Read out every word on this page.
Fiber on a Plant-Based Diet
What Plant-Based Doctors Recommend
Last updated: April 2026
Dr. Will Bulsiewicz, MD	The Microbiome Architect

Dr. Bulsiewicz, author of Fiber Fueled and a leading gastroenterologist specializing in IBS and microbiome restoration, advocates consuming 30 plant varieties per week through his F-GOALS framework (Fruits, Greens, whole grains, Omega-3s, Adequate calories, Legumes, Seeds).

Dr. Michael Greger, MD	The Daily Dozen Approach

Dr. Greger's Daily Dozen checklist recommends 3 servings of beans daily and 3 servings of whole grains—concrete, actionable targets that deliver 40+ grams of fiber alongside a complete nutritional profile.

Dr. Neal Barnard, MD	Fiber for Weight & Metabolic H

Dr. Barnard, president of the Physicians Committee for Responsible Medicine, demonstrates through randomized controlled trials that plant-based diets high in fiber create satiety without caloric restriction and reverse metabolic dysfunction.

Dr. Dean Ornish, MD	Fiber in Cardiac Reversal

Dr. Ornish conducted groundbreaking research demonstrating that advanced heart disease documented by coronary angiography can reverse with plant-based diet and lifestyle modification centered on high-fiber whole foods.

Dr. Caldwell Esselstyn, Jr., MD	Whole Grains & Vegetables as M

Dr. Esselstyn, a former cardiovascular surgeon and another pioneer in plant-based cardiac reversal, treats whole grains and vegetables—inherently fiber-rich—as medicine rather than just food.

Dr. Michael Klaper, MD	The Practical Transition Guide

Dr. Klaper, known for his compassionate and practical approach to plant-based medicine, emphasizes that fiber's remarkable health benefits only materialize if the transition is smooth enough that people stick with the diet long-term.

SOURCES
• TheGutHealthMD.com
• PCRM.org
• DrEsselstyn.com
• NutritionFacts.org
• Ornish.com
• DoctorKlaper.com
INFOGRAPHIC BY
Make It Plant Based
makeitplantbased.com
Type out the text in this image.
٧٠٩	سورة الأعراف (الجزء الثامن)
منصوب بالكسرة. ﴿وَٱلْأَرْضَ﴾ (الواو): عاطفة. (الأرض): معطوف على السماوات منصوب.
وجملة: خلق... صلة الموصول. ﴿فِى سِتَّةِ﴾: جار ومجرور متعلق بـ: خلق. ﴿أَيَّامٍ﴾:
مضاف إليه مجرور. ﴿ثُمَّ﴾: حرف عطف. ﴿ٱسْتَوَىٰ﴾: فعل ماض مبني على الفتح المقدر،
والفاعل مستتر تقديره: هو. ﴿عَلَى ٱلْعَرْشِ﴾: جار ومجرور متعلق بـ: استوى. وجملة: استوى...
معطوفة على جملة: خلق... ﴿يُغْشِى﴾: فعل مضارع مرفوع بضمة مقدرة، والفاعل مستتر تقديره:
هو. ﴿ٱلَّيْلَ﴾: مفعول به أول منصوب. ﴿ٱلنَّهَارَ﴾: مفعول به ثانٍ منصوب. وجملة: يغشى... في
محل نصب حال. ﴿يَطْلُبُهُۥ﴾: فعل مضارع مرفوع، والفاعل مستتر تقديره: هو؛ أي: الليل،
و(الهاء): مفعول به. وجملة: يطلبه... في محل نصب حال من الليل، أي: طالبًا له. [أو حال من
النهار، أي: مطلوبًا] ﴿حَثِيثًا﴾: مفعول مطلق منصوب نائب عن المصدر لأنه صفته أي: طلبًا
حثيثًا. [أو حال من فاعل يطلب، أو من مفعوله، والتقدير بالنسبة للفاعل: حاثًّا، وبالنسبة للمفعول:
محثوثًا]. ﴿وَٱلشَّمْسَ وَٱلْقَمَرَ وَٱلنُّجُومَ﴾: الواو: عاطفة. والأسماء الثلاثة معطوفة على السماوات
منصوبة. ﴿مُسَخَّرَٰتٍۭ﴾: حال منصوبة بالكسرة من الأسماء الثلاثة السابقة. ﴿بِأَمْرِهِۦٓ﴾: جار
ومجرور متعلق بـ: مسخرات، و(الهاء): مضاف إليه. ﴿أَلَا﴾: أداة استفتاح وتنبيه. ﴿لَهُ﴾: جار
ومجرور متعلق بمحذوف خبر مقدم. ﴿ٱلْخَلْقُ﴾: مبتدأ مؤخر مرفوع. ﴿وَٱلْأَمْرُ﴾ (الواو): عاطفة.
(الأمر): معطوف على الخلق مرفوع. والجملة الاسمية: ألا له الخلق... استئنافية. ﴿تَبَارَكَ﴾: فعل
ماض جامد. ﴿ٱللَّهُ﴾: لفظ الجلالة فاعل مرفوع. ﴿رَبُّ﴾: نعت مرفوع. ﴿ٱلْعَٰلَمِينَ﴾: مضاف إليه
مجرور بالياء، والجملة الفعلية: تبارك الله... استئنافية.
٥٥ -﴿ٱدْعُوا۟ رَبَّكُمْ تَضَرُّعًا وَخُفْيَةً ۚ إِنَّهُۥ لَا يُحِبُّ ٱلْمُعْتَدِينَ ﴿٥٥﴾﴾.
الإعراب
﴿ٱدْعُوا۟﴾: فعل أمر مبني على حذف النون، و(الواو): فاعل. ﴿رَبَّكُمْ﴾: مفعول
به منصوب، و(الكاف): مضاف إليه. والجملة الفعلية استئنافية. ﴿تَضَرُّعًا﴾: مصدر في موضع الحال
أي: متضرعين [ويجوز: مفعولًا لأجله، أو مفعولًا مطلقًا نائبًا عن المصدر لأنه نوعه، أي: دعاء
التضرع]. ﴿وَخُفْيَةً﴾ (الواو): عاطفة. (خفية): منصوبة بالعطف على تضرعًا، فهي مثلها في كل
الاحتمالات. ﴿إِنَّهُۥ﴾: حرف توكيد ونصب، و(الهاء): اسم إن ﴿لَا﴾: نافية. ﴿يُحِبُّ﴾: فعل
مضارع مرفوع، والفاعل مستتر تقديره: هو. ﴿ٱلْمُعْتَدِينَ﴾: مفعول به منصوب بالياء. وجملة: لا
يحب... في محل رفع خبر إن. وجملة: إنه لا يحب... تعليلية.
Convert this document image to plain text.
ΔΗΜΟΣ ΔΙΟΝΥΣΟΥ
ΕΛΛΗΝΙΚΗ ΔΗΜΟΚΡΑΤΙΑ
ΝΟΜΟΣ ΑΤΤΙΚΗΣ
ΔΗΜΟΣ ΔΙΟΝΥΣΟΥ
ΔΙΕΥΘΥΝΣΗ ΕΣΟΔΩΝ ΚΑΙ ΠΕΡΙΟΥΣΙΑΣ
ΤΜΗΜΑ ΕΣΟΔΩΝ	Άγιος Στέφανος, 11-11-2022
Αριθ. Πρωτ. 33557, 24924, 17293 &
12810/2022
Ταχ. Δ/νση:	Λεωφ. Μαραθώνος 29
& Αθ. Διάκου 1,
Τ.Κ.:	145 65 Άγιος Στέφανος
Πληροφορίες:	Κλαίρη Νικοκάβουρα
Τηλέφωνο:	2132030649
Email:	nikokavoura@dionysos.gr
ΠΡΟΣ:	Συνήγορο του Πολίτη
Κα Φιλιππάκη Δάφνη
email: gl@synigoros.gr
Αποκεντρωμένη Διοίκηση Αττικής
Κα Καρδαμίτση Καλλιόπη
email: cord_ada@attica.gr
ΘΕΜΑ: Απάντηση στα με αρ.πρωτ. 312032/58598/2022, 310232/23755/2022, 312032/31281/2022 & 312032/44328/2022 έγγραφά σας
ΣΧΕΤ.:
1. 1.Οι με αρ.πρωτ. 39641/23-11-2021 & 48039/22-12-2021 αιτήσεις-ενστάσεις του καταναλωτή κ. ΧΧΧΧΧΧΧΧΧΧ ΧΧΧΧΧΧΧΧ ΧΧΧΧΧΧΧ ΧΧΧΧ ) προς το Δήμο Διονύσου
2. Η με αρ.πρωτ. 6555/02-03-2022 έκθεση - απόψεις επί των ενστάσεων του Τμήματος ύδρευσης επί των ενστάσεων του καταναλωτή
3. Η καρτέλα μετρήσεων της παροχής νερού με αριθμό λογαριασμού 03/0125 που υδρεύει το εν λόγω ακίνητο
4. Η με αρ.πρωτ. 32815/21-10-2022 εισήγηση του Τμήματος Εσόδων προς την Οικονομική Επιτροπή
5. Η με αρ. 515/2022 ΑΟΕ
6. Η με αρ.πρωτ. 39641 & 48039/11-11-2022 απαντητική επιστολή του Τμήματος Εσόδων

:::

_OBJECTIVE_
List each line in the listing that contains the string "Εσόδων".

_PROBLEM SOLUTION_
4. Η με αρ.πρωτ. 32815/21-10-2022 εισήγηση του Τμήματος Εσόδων προς την Οικονομική Επιτροπή
6. Η με αρ.πρωτ. 39641 & 48039/11-11-2022 απαντητική επιστολή του Τμήματος Εσόδων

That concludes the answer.